Stored records:
------------------------------------

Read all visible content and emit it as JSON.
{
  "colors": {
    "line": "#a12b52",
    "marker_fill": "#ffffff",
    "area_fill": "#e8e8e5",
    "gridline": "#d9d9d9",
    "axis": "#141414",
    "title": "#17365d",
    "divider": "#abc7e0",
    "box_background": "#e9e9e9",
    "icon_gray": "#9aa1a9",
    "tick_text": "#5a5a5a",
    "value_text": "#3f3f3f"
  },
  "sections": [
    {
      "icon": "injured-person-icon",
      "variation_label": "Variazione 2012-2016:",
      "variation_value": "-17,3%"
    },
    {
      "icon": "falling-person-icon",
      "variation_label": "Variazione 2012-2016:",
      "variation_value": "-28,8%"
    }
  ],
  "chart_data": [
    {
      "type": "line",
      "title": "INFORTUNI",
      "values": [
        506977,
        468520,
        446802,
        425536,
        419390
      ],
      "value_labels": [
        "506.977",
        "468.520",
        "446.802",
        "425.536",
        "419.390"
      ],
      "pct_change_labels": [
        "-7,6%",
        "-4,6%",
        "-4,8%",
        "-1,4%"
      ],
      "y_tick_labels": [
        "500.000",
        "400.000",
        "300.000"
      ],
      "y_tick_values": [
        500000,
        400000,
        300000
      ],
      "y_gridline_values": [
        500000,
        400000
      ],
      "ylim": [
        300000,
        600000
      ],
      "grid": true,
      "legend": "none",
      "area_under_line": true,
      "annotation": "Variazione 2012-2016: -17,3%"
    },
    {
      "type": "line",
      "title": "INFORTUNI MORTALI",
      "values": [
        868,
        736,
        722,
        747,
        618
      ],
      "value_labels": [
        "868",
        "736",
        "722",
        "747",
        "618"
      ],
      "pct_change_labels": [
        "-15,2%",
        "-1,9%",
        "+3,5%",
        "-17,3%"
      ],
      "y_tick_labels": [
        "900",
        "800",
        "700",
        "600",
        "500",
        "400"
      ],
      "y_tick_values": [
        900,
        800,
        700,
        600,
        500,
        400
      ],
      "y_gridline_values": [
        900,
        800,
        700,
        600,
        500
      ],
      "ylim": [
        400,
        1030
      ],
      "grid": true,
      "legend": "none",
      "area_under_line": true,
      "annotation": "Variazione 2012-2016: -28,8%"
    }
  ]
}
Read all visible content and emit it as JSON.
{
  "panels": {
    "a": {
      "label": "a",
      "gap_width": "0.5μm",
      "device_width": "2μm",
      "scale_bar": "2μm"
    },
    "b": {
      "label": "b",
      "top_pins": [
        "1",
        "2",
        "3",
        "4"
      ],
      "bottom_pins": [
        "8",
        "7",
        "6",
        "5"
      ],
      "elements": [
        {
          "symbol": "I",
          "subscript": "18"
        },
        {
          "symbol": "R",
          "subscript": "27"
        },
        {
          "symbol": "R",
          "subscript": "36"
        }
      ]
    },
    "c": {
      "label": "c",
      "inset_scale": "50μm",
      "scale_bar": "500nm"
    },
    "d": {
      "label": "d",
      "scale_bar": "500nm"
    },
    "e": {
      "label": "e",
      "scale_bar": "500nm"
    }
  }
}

------------------------------------

Send back each record exactly as it stands.

→ **RESPONSE TO THE EXERCISE**
Read all visible content and emit it as JSON.
{
  "colors": {
    "line": "#a12b52",
    "marker_fill": "#ffffff",
    "area_fill": "#e8e8e5",
    "gridline": "#d9d9d9",
    "axis": "#141414",
    "title": "#17365d",
    "divider": "#abc7e0",
    "box_background": "#e9e9e9",
    "icon_gray": "#9aa1a9",
    "tick_text": "#5a5a5a",
    "value_text": "#3f3f3f"
  },
  "sections": [
    {
      "icon": "injured-person-icon",
      "variation_label": "Variazione 2012-2016:",
      "variation_value": "-17,3%"
    },
    {
      "icon": "falling-person-icon",
      "variation_label": "Variazione 2012-2016:",
      "variation_value": "-28,8%"
    }
  ],
  "chart_data": [
    {
      "type": "line",
      "title": "INFORTUNI",
      "values": [
        506977,
        468520,
        446802,
        425536,
        419390
      ],
      "value_labels": [
        "506.977",
        "468.520",
        "446.802",
        "425.536",
        "419.390"
      ],
      "pct_change_labels": [
        "-7,6%",
        "-4,6%",
        "-4,8%",
        "-1,4%"
      ],
      "y_tick_labels": [
        "500.000",
        "400.000",
        "300.000"
      ],
      "y_tick_values": [
        500000,
        400000,
        300000
      ],
      "y_gridline_values": [
        500000,
        400000
      ],
      "ylim": [
        300000,
        600000
      ],
      "grid": true,
      "legend": "none",
      "area_under_line": true,
      "annotation": "Variazione 2012-2016: -17,3%"
    },
    {
      "type": "line",
      "title": "INFORTUNI MORTALI",
      "values": [
        868,
        736,
        722,
        747,
        618
      ],
      "value_labels": [
        "868",
        "736",
        "722",
        "747",
        "618"
      ],
      "pct_change_labels": [
        "-15,2%",
        "-1,9%",
        "+3,5%",
        "-17,3%"
      ],
      "y_tick_labels": [
        "900",
        "800",
        "700",
        "600",
        "500",
        "400"
      ],
      "y_tick_values": [
        900,
        800,
        700,
        600,
        500,
        400
      ],
      "y_gridline_values": [
        900,
        800,
        700,
        600,
        500
      ],
      "ylim": [
        400,
        1030
      ],
      "grid": true,
      "legend": "none",
      "area_under_line": true,
      "annotation": "Variazione 2012-2016: -28,8%"
    }
  ]
}
Read all visible content and emit it as JSON.
{
  "panels": {
    "a": {
      "label": "a",
      "gap_width": "0.5μm",
      "device_width": "2μm",
      "scale_bar": "2μm"
    },
    "b": {
      "label": "b",
      "top_pins": [
        "1",
        "2",
        "3",
        "4"
      ],
      "bottom_pins": [
        "8",
        "7",
        "6",
        "5"
      ],
      "elements": [
        {
          "symbol": "I",
          "subscript": "18"
        },
        {
          "symbol": "R",
          "subscript": "27"
        },
        {
          "symbol": "R",
          "subscript": "36"
        }
      ]
    },
    "c": {
      "label": "c",
      "inset_scale": "50μm",
      "scale_bar": "500nm"
    },
    "d": {
      "label": "d",
      "scale_bar": "500nm"
    },
    "e": {
      "label": "e",
      "scale_bar": "500nm"
    }
  }
}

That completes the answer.